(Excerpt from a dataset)
— BEGIN —

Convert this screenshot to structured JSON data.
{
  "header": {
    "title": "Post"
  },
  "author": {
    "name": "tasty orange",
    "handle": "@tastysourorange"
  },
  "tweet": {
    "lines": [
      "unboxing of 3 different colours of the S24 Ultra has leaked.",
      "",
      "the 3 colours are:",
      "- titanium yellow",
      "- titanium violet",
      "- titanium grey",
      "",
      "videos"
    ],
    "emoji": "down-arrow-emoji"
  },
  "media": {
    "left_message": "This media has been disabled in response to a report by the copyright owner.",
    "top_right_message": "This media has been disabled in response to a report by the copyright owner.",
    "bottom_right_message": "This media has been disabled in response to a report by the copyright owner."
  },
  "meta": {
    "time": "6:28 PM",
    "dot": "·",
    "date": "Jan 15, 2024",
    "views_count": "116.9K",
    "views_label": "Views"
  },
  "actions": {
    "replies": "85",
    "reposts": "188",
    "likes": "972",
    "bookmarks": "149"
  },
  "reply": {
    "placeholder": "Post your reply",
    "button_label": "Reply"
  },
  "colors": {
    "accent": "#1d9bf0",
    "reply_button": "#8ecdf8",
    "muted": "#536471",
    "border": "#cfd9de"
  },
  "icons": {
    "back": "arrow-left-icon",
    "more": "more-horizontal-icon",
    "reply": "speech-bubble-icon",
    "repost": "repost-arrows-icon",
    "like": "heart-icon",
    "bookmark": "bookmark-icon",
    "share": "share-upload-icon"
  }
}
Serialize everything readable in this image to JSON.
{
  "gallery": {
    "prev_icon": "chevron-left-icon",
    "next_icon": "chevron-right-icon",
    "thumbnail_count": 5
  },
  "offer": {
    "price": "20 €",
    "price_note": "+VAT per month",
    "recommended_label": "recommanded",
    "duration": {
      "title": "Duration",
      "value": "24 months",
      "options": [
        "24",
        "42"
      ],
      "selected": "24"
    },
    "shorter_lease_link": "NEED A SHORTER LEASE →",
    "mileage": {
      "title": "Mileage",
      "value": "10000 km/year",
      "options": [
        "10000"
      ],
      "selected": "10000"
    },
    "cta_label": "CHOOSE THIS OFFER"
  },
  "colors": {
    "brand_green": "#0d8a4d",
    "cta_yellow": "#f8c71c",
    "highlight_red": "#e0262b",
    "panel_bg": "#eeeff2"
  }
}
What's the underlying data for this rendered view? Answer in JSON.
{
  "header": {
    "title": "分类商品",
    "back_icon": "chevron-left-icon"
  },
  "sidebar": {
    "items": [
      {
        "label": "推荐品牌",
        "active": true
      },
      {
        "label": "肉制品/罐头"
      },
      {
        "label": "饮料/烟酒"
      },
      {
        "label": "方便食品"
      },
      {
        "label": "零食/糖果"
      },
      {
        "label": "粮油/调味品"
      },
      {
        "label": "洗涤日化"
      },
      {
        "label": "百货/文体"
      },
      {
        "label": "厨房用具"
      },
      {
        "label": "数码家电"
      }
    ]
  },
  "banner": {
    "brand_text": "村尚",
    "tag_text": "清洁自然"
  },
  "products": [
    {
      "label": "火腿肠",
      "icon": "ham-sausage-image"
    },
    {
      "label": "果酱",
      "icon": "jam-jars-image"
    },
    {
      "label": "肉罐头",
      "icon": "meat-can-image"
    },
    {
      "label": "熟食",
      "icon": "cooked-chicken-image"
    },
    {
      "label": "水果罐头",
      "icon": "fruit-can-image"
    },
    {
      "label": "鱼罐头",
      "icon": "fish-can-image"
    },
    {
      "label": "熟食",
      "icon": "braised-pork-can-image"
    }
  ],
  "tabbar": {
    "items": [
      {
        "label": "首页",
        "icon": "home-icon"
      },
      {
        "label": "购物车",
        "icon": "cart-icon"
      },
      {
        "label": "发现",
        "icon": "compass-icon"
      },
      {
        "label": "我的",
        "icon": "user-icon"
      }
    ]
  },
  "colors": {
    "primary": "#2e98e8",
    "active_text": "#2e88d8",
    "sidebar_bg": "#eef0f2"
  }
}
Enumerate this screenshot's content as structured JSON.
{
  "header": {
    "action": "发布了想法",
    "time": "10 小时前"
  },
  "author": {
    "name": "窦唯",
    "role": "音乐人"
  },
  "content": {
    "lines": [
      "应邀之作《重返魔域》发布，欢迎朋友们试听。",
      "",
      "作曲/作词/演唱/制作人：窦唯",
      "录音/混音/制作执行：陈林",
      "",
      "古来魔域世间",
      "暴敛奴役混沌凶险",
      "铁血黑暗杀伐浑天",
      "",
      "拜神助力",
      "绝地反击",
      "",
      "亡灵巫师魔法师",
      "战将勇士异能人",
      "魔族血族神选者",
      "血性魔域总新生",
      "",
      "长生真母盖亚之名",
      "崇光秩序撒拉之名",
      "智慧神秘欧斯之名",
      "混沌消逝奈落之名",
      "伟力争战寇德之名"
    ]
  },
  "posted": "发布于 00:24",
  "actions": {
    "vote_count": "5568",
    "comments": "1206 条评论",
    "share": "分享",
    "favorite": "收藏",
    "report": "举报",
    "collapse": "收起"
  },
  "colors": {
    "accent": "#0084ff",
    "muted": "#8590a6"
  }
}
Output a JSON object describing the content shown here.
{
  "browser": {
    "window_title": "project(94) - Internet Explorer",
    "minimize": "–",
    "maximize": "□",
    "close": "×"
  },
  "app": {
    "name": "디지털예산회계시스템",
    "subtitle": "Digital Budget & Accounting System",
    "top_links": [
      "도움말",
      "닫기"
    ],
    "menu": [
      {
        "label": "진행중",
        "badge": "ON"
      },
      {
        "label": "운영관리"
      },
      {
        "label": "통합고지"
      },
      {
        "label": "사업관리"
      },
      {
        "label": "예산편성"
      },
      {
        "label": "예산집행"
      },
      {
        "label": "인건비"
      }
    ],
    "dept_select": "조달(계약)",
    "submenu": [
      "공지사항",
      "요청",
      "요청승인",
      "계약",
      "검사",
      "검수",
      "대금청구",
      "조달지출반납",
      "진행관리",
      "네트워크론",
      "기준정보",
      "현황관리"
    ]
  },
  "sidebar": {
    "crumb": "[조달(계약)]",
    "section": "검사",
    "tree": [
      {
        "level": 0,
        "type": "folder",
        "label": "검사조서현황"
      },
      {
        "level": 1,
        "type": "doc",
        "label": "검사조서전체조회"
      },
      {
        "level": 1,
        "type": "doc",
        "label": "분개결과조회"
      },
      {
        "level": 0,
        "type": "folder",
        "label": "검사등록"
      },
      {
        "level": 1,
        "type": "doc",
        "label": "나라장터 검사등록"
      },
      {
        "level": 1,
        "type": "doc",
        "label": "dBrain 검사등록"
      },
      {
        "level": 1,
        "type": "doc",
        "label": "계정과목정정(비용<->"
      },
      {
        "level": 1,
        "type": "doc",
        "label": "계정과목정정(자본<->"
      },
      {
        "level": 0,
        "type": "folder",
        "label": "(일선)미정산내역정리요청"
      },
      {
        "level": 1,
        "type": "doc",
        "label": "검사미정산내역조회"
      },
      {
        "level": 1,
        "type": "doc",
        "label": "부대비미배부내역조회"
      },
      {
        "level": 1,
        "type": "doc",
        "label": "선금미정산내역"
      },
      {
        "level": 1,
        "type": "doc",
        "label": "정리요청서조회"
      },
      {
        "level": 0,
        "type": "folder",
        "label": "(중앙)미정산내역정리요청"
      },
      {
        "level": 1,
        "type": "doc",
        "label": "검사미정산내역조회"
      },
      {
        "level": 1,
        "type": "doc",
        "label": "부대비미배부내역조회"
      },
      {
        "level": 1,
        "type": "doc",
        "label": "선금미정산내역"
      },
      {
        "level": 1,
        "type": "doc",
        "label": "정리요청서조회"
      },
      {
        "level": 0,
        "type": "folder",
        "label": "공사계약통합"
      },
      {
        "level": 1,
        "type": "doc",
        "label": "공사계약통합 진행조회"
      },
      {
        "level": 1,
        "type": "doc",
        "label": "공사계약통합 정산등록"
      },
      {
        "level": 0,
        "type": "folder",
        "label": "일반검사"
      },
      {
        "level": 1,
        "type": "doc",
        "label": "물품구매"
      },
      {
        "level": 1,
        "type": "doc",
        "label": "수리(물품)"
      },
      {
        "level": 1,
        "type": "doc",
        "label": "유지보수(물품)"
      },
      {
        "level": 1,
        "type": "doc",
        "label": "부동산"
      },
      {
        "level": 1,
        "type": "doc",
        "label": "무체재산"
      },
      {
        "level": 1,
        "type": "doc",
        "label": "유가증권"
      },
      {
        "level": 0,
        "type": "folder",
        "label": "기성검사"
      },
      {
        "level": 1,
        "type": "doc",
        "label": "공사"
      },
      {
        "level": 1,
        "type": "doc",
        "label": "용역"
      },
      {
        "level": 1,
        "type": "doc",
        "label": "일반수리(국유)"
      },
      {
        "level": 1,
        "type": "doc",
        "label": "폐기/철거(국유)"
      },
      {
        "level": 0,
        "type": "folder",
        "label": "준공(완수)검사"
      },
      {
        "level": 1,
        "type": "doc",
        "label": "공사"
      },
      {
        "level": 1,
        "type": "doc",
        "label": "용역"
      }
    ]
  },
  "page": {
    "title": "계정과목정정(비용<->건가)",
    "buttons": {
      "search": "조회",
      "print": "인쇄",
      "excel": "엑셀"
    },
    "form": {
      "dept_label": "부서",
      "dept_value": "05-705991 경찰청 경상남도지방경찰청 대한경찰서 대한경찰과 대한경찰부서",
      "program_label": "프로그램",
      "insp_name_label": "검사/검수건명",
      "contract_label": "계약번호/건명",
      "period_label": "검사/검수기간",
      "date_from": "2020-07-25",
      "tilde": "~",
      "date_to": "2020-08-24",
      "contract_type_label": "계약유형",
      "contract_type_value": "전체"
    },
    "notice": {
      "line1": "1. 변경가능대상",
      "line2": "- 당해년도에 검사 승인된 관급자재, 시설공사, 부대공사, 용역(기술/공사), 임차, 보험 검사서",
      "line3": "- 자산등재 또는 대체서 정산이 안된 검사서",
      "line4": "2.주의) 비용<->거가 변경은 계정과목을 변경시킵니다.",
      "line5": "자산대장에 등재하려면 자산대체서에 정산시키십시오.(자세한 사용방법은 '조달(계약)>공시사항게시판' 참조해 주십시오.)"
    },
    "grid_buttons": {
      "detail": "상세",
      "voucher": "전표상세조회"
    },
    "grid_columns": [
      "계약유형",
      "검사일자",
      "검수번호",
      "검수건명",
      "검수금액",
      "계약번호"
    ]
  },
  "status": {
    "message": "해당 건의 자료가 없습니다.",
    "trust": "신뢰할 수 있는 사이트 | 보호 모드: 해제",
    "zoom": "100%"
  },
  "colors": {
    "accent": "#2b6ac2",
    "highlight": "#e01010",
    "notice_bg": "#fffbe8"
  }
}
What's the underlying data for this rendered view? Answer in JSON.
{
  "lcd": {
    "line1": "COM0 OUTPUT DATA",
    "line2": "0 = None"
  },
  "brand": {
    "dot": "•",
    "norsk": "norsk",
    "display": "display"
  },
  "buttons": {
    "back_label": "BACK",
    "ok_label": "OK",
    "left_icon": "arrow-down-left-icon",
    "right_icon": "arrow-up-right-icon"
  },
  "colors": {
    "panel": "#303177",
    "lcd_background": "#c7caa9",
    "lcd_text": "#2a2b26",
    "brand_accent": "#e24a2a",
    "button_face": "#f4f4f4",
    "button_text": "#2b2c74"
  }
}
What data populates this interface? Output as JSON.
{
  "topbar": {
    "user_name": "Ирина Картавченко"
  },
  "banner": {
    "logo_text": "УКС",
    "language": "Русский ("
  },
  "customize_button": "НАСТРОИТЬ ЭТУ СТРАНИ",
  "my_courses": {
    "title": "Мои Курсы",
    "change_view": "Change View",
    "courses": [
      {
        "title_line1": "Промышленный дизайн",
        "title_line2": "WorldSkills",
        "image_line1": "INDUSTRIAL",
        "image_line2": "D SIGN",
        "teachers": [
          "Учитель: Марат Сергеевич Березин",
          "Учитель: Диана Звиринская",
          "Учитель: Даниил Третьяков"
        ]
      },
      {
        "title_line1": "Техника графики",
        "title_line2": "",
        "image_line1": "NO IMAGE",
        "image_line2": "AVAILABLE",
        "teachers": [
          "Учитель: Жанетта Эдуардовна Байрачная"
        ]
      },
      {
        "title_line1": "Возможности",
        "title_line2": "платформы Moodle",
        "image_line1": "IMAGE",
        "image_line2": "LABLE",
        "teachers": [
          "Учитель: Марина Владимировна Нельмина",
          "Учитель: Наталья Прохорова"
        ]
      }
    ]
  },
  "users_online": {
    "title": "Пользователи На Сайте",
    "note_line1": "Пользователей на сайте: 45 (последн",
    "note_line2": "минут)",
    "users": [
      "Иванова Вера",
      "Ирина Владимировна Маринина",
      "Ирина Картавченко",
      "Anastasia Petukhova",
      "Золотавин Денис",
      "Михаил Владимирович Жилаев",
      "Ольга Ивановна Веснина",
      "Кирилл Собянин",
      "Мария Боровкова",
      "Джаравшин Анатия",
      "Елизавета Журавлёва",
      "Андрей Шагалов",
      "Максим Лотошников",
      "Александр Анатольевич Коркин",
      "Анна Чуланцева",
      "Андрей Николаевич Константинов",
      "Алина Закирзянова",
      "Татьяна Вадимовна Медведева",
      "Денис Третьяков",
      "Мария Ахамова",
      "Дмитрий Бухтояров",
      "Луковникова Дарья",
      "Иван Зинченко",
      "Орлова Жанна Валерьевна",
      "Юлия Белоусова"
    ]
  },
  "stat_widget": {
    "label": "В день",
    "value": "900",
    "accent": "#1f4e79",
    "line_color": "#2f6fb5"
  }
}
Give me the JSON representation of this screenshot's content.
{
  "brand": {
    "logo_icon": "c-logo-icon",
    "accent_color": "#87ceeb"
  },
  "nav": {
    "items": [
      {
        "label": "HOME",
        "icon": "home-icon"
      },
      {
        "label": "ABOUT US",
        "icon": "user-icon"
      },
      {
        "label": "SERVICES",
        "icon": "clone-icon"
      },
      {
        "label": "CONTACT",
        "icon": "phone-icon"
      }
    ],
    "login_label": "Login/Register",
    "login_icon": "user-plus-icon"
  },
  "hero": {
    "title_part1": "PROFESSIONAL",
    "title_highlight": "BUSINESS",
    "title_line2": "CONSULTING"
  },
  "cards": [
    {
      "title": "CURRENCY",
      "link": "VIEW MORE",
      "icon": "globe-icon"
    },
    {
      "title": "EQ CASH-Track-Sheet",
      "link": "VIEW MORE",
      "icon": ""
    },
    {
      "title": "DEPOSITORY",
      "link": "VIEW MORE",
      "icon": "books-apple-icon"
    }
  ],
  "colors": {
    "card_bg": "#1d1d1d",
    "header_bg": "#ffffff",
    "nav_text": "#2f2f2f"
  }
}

— END —

**What to do:** Where does the word "Третьяков" appear in the listing? List each line that holds it.

**Output of the task:**
          "Учитель: Даниил Третьяков"
      "Денис Третьяков",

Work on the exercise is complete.